**Short problem**
Report back each line of the records that contains the string "Chervin".

#### Records to process ####

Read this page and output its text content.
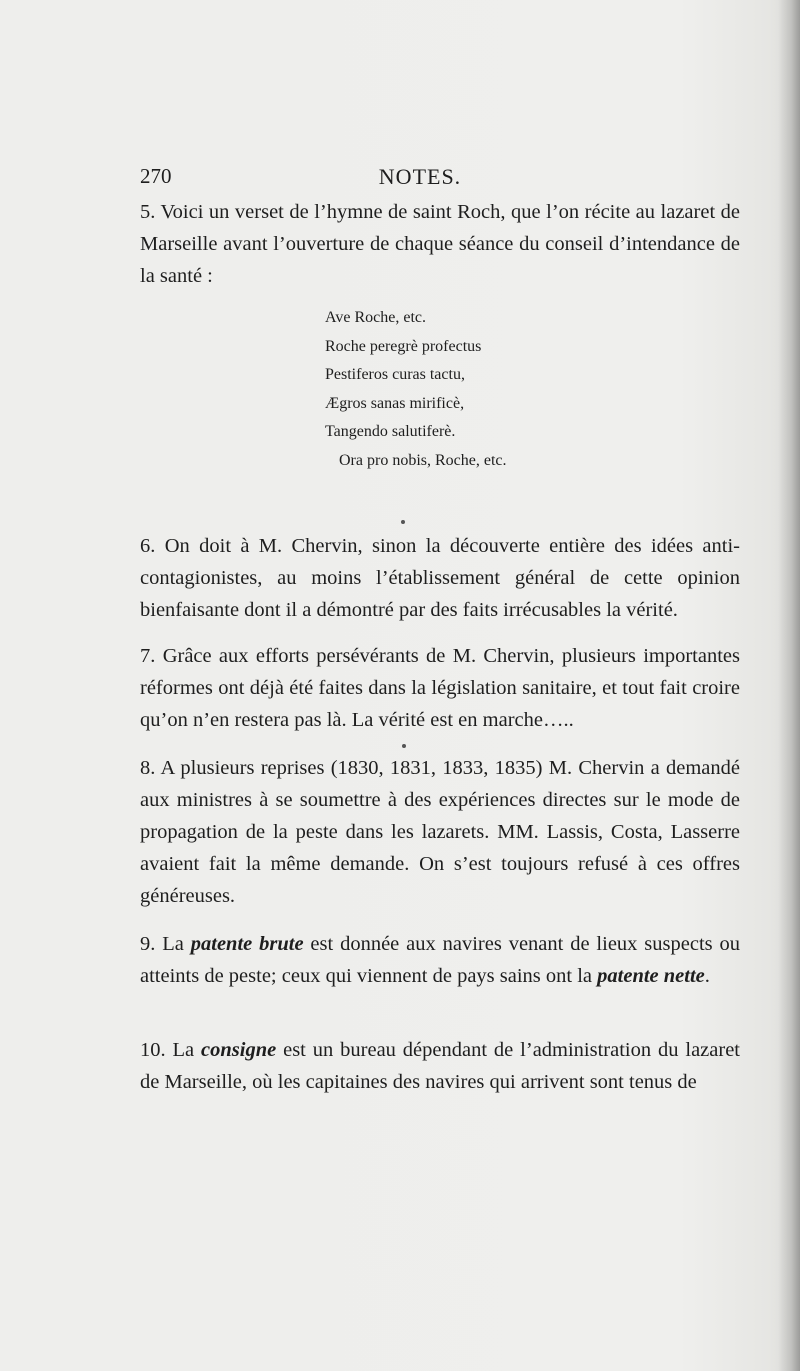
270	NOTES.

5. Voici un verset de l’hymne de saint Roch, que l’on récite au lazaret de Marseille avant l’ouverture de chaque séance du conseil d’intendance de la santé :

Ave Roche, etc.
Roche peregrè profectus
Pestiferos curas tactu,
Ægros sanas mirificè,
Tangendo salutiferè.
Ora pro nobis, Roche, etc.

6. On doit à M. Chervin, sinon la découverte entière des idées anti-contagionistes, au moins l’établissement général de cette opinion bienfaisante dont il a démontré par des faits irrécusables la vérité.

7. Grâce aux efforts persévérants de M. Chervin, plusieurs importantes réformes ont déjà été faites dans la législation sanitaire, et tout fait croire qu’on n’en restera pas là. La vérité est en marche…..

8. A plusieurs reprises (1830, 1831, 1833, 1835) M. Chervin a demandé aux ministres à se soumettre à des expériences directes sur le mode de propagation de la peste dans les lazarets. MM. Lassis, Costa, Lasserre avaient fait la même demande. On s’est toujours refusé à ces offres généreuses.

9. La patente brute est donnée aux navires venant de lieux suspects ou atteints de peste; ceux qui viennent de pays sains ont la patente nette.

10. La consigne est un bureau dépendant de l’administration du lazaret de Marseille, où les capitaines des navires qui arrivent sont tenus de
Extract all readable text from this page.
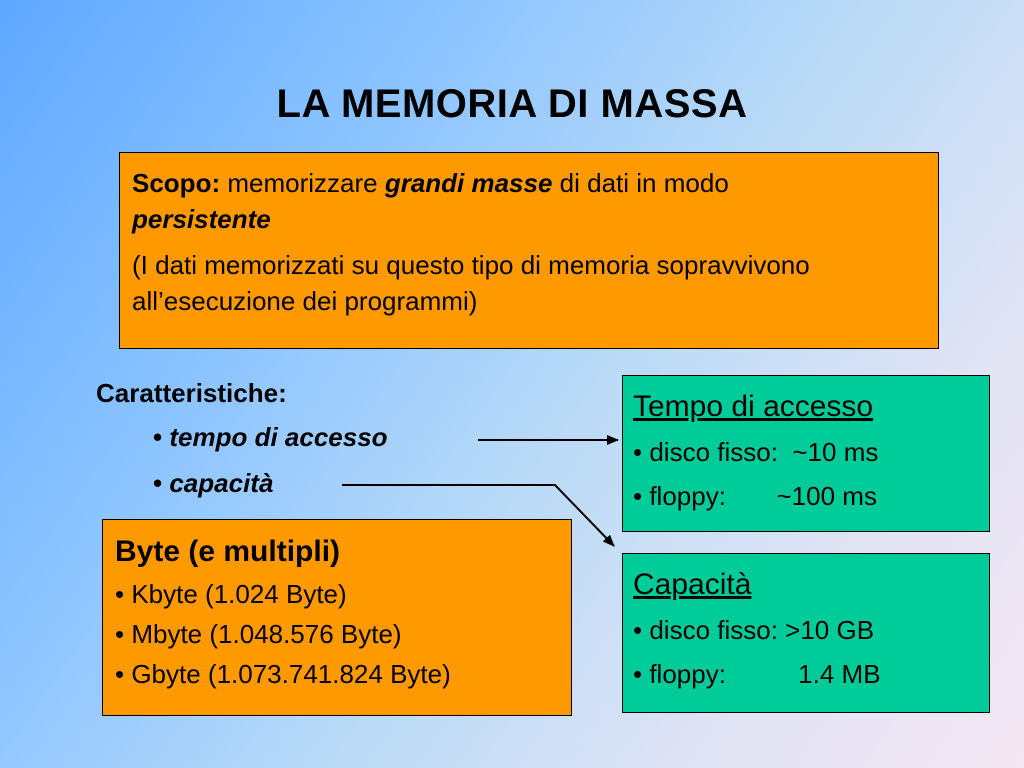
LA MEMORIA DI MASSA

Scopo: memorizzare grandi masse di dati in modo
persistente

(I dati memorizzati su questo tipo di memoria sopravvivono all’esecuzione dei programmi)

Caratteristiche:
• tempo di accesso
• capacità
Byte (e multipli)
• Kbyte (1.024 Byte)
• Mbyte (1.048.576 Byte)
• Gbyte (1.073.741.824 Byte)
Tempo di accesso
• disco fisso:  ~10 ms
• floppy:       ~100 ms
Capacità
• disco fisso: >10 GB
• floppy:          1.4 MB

####

**Exercise response**
6. On doit à M. Chervin, sinon la découverte entière des idées anti-contagionistes, au moins l’établissement général de cette opinion bienfaisante dont il a démontré par des faits irrécusables la vérité.
7. Grâce aux efforts persévérants de M. Chervin, plusieurs importantes réformes ont déjà été faites dans la législation sanitaire, et tout fait croire qu’on n’en restera pas là. La vérité est en marche…..
8. A plusieurs reprises (1830, 1831, 1833, 1835) M. Chervin a demandé aux ministres à se soumettre à des expériences directes sur le mode de propagation de la peste dans les lazarets. MM. Lassis, Costa, Lasserre avaient fait la même demande. On s’est toujours refusé à ces offres généreuses.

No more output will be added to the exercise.